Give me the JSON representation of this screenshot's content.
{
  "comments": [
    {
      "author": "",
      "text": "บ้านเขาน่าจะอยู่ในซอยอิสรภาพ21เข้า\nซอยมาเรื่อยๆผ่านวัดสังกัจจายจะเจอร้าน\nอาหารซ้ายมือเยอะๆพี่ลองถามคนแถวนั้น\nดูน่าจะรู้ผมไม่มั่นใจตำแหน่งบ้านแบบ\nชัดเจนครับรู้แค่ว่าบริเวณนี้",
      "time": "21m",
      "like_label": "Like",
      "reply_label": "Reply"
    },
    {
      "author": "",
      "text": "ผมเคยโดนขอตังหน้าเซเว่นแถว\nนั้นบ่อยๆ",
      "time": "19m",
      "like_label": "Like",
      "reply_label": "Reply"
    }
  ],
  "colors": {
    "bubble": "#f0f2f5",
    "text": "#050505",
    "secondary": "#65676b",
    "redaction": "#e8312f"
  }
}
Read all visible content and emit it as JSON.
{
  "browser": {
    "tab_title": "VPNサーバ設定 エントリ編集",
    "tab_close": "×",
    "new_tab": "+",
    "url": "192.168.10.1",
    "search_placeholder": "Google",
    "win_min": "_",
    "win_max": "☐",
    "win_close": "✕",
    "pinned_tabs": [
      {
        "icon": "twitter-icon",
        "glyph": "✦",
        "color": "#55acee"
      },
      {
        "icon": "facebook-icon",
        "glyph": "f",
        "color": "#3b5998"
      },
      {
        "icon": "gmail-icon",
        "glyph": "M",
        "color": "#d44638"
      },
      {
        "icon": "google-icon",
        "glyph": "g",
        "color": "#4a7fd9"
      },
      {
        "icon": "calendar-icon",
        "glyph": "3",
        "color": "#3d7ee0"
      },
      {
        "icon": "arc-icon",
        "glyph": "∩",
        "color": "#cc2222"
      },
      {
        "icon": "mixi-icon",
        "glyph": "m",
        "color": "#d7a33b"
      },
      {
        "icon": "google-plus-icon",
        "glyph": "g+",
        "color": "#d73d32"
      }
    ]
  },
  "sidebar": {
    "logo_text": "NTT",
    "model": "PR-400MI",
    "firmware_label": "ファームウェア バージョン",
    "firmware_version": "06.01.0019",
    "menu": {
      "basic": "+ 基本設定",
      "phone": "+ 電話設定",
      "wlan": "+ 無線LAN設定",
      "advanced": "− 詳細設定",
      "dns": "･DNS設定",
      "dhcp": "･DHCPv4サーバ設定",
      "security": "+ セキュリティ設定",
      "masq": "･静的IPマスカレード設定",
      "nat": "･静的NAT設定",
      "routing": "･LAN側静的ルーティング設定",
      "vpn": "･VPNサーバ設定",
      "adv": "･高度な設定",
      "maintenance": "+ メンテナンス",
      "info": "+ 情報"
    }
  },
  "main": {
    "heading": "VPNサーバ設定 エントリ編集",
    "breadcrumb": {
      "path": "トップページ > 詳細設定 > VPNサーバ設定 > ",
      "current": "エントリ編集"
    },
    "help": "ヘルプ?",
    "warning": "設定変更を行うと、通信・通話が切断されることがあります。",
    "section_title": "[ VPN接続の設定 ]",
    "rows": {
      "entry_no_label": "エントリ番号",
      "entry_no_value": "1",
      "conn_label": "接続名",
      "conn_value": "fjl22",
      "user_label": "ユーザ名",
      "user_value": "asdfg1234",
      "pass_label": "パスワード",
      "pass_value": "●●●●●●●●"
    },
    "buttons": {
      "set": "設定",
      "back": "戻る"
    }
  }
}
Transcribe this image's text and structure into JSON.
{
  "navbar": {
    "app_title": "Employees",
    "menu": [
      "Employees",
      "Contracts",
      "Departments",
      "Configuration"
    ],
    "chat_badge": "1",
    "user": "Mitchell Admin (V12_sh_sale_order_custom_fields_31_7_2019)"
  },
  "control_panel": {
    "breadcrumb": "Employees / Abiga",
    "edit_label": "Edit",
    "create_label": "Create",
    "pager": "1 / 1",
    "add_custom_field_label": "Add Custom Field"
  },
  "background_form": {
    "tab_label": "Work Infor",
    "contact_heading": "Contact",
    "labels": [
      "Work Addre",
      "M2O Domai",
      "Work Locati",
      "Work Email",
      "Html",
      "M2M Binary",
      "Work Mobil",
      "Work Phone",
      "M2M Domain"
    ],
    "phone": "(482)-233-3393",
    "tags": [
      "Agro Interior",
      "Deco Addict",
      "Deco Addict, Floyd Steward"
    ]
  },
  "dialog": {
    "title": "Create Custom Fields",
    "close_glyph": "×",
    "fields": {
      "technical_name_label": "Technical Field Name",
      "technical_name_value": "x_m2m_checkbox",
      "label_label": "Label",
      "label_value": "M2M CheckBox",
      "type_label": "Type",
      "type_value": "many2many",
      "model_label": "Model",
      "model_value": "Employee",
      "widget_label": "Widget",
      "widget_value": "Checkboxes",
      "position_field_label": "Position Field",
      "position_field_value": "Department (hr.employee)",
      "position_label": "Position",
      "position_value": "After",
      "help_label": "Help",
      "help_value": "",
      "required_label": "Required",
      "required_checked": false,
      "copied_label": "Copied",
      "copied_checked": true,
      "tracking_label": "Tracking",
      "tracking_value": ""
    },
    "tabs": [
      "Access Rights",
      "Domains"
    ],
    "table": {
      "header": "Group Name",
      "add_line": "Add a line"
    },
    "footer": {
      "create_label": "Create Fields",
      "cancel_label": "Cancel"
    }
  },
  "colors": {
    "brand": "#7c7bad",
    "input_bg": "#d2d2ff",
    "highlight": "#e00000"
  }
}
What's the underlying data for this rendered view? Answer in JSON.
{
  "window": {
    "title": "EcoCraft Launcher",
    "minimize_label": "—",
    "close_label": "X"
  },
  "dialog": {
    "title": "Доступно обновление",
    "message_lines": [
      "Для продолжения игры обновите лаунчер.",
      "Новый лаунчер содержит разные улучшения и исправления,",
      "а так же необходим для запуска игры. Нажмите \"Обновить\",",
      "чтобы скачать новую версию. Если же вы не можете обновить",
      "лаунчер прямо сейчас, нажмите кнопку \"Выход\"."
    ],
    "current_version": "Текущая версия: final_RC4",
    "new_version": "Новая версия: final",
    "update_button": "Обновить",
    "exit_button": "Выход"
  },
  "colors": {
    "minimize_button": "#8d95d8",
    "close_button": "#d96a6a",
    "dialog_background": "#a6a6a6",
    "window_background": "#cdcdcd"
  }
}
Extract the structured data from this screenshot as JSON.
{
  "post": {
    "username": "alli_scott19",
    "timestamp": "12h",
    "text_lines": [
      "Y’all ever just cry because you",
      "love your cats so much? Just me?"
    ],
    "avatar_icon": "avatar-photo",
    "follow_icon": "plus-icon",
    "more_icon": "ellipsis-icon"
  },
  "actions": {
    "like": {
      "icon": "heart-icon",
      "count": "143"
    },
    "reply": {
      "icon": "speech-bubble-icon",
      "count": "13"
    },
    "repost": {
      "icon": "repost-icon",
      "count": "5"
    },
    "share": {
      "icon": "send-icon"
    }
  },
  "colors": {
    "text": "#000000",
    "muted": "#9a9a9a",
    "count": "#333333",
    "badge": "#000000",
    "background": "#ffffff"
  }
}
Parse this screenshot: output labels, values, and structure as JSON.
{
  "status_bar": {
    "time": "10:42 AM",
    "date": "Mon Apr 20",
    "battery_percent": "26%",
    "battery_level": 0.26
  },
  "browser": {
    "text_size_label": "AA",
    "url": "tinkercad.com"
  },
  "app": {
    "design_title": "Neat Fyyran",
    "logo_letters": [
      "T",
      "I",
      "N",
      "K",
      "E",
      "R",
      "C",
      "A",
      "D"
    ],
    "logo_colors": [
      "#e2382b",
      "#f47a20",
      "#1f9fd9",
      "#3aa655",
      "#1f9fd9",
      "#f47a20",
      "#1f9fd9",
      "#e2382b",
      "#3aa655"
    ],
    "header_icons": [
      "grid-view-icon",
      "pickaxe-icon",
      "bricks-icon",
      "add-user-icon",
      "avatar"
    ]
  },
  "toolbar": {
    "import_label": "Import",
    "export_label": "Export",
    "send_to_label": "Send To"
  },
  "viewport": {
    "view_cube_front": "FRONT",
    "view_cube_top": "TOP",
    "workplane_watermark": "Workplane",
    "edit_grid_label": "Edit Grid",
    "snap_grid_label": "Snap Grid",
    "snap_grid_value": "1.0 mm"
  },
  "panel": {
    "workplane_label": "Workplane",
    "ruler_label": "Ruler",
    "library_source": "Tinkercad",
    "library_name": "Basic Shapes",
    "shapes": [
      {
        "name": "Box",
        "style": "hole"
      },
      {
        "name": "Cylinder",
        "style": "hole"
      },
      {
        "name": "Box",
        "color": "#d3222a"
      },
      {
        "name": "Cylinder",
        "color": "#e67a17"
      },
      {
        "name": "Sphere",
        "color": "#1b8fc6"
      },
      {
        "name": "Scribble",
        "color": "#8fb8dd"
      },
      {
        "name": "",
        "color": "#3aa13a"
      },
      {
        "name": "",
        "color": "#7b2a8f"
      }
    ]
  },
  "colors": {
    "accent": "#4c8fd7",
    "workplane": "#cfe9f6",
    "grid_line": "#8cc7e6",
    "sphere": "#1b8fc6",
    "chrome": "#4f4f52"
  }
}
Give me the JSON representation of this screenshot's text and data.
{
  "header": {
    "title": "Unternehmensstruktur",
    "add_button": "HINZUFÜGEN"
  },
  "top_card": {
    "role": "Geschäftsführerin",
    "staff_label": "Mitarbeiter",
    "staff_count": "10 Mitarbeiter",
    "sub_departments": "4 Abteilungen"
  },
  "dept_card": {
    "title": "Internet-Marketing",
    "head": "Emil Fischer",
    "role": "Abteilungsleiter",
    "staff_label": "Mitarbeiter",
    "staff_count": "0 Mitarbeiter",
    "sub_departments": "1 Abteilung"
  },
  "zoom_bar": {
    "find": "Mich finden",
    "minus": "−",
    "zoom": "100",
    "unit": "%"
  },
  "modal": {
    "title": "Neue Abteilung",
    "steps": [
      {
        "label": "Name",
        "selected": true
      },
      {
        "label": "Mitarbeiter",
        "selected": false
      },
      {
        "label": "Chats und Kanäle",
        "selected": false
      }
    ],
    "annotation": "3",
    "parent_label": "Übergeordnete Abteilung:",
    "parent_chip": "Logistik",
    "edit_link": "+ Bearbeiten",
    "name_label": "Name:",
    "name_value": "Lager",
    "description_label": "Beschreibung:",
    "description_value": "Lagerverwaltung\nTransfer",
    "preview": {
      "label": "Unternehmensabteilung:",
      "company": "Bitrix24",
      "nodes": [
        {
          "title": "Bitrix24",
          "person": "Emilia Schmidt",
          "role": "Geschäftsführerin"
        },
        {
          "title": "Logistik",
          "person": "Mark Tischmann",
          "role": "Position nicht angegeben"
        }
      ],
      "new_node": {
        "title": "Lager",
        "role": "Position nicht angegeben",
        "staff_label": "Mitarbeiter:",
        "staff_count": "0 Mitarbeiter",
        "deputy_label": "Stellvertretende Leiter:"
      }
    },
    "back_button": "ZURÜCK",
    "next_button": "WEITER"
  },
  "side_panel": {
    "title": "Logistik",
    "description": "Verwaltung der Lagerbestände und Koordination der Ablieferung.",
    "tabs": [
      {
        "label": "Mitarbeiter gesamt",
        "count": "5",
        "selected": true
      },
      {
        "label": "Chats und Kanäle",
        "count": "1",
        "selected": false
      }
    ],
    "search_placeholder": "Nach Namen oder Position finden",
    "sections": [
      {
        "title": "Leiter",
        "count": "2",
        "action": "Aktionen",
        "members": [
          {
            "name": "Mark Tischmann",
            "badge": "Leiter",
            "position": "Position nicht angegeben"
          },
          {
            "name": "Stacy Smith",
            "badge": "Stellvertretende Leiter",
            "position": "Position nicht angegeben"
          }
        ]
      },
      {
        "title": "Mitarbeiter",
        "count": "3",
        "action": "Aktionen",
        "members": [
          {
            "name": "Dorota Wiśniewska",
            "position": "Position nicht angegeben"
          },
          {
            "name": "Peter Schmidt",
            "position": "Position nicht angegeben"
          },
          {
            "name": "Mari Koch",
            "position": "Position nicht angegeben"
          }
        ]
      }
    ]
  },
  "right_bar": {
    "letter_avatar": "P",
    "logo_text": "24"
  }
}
----------------------------------------
* **Stated exercise**:
Count how many lines hold the string "Create" and give that number alone.

* **Written response**:
3